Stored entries
********************

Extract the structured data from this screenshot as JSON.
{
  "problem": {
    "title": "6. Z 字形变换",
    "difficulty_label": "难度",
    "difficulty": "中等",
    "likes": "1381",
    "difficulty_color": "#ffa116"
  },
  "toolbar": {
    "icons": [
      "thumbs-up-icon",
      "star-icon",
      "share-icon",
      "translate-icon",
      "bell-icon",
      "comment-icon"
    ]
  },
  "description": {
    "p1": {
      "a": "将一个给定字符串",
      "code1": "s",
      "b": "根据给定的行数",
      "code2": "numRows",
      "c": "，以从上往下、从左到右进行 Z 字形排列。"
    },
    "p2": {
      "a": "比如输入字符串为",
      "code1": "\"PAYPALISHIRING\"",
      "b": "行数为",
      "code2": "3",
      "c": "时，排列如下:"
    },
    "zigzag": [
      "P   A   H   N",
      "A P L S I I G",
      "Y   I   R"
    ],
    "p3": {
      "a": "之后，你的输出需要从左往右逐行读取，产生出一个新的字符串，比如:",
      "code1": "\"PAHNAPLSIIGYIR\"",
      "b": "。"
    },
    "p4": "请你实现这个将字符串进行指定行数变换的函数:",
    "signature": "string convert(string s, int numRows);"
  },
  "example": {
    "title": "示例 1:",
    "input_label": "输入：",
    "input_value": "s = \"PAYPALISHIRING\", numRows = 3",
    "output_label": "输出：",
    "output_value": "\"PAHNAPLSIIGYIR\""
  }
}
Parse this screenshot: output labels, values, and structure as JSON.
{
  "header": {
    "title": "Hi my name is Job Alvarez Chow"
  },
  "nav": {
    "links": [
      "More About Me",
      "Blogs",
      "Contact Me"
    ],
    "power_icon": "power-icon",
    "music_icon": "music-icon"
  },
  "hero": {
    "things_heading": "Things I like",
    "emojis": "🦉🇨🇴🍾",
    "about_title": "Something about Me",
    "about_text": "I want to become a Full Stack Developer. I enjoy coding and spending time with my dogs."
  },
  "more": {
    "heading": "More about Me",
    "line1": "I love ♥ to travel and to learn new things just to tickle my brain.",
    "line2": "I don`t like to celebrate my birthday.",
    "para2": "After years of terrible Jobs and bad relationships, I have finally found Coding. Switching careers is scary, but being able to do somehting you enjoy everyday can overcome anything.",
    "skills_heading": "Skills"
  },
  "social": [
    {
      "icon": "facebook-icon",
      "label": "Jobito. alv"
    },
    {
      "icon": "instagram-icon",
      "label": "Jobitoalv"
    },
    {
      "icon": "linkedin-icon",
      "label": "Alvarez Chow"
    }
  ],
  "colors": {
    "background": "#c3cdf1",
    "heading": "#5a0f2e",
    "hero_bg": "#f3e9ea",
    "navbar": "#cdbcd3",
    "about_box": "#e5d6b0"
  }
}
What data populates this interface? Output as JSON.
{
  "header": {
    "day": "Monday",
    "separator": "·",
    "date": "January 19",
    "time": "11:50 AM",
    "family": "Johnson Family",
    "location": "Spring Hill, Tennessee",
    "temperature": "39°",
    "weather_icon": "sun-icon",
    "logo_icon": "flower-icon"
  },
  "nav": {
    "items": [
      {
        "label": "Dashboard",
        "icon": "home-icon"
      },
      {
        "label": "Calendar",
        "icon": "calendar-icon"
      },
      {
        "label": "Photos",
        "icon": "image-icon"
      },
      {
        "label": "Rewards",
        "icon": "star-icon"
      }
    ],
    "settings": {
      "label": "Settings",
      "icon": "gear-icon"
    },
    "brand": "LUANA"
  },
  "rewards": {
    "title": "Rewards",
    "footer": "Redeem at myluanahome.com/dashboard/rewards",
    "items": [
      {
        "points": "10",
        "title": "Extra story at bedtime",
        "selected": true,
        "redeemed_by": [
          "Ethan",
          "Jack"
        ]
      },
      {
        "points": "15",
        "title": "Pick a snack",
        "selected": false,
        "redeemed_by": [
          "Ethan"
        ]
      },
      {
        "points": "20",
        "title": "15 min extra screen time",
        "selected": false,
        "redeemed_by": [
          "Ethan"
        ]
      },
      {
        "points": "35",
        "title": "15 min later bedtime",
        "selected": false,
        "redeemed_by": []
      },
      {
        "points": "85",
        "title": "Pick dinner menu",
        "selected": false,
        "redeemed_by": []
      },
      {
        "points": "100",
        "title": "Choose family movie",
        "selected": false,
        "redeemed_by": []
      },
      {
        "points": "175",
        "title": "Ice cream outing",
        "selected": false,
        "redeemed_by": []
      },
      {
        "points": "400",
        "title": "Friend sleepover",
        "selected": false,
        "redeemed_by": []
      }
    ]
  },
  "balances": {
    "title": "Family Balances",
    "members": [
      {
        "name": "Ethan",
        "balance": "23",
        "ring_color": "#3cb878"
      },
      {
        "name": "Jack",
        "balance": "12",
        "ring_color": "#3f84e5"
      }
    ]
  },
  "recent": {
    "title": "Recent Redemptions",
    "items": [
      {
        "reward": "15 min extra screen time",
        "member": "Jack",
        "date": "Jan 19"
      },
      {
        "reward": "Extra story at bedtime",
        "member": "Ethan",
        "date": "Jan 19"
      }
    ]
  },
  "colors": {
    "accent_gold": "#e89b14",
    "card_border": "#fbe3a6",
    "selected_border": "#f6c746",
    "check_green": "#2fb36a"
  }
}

********************

● **What you have to do**
Quote the material exactly, leaving nothing out.

● **Written solution**
Extract the structured data from this screenshot as JSON.
{
  "problem": {
    "title": "6. Z 字形变换",
    "difficulty_label": "难度",
    "difficulty": "中等",
    "likes": "1381",
    "difficulty_color": "#ffa116"
  },
  "toolbar": {
    "icons": [
      "thumbs-up-icon",
      "star-icon",
      "share-icon",
      "translate-icon",
      "bell-icon",
      "comment-icon"
    ]
  },
  "description": {
    "p1": {
      "a": "将一个给定字符串",
      "code1": "s",
      "b": "根据给定的行数",
      "code2": "numRows",
      "c": "，以从上往下、从左到右进行 Z 字形排列。"
    },
    "p2": {
      "a": "比如输入字符串为",
      "code1": "\"PAYPALISHIRING\"",
      "b": "行数为",
      "code2": "3",
      "c": "时，排列如下:"
    },
    "zigzag": [
      "P   A   H   N",
      "A P L S I I G",
      "Y   I   R"
    ],
    "p3": {
      "a": "之后，你的输出需要从左往右逐行读取，产生出一个新的字符串，比如:",
      "code1": "\"PAHNAPLSIIGYIR\"",
      "b": "。"
    },
    "p4": "请你实现这个将字符串进行指定行数变换的函数:",
    "signature": "string convert(string s, int numRows);"
  },
  "example": {
    "title": "示例 1:",
    "input_label": "输入：",
    "input_value": "s = \"PAYPALISHIRING\", numRows = 3",
    "output_label": "输出：",
    "output_value": "\"PAHNAPLSIIGYIR\""
  }
}
Parse this screenshot: output labels, values, and structure as JSON.
{
  "header": {
    "title": "Hi my name is Job Alvarez Chow"
  },
  "nav": {
    "links": [
      "More About Me",
      "Blogs",
      "Contact Me"
    ],
    "power_icon": "power-icon",
    "music_icon": "music-icon"
  },
  "hero": {
    "things_heading": "Things I like",
    "emojis": "🦉🇨🇴🍾",
    "about_title": "Something about Me",
    "about_text": "I want to become a Full Stack Developer. I enjoy coding and spending time with my dogs."
  },
  "more": {
    "heading": "More about Me",
    "line1": "I love ♥ to travel and to learn new things just to tickle my brain.",
    "line2": "I don`t like to celebrate my birthday.",
    "para2": "After years of terrible Jobs and bad relationships, I have finally found Coding. Switching careers is scary, but being able to do somehting you enjoy everyday can overcome anything.",
    "skills_heading": "Skills"
  },
  "social": [
    {
      "icon": "facebook-icon",
      "label": "Jobito. alv"
    },
    {
      "icon": "instagram-icon",
      "label": "Jobitoalv"
    },
    {
      "icon": "linkedin-icon",
      "label": "Alvarez Chow"
    }
  ],
  "colors": {
    "background": "#c3cdf1",
    "heading": "#5a0f2e",
    "hero_bg": "#f3e9ea",
    "navbar": "#cdbcd3",
    "about_box": "#e5d6b0"
  }
}
What data populates this interface? Output as JSON.
{
  "header": {
    "day": "Monday",
    "separator": "·",
    "date": "January 19",
    "time": "11:50 AM",
    "family": "Johnson Family",
    "location": "Spring Hill, Tennessee",
    "temperature": "39°",
    "weather_icon": "sun-icon",
    "logo_icon": "flower-icon"
  },
  "nav": {
    "items": [
      {
        "label": "Dashboard",
        "icon": "home-icon"
      },
      {
        "label": "Calendar",
        "icon": "calendar-icon"
      },
      {
        "label": "Photos",
        "icon": "image-icon"
      },
      {
        "label": "Rewards",
        "icon": "star-icon"
      }
    ],
    "settings": {
      "label": "Settings",
      "icon": "gear-icon"
    },
    "brand": "LUANA"
  },
  "rewards": {
    "title": "Rewards",
    "footer": "Redeem at myluanahome.com/dashboard/rewards",
    "items": [
      {
        "points": "10",
        "title": "Extra story at bedtime",
        "selected": true,
        "redeemed_by": [
          "Ethan",
          "Jack"
        ]
      },
      {
        "points": "15",
        "title": "Pick a snack",
        "selected": false,
        "redeemed_by": [
          "Ethan"
        ]
      },
      {
        "points": "20",
        "title": "15 min extra screen time",
        "selected": false,
        "redeemed_by": [
          "Ethan"
        ]
      },
      {
        "points": "35",
        "title": "15 min later bedtime",
        "selected": false,
        "redeemed_by": []
      },
      {
        "points": "85",
        "title": "Pick dinner menu",
        "selected": false,
        "redeemed_by": []
      },
      {
        "points": "100",
        "title": "Choose family movie",
        "selected": false,
        "redeemed_by": []
      },
      {
        "points": "175",
        "title": "Ice cream outing",
        "selected": false,
        "redeemed_by": []
      },
      {
        "points": "400",
        "title": "Friend sleepover",
        "selected": false,
        "redeemed_by": []
      }
    ]
  },
  "balances": {
    "title": "Family Balances",
    "members": [
      {
        "name": "Ethan",
        "balance": "23",
        "ring_color": "#3cb878"
      },
      {
        "name": "Jack",
        "balance": "12",
        "ring_color": "#3f84e5"
      }
    ]
  },
  "recent": {
    "title": "Recent Redemptions",
    "items": [
      {
        "reward": "15 min extra screen time",
        "member": "Jack",
        "date": "Jan 19"
      },
      {
        "reward": "Extra story at bedtime",
        "member": "Ethan",
        "date": "Jan 19"
      }
    ]
  },
  "colors": {
    "accent_gold": "#e89b14",
    "card_border": "#fbe3a6",
    "selected_border": "#f6c746",
    "check_green": "#2fb36a"
  }
}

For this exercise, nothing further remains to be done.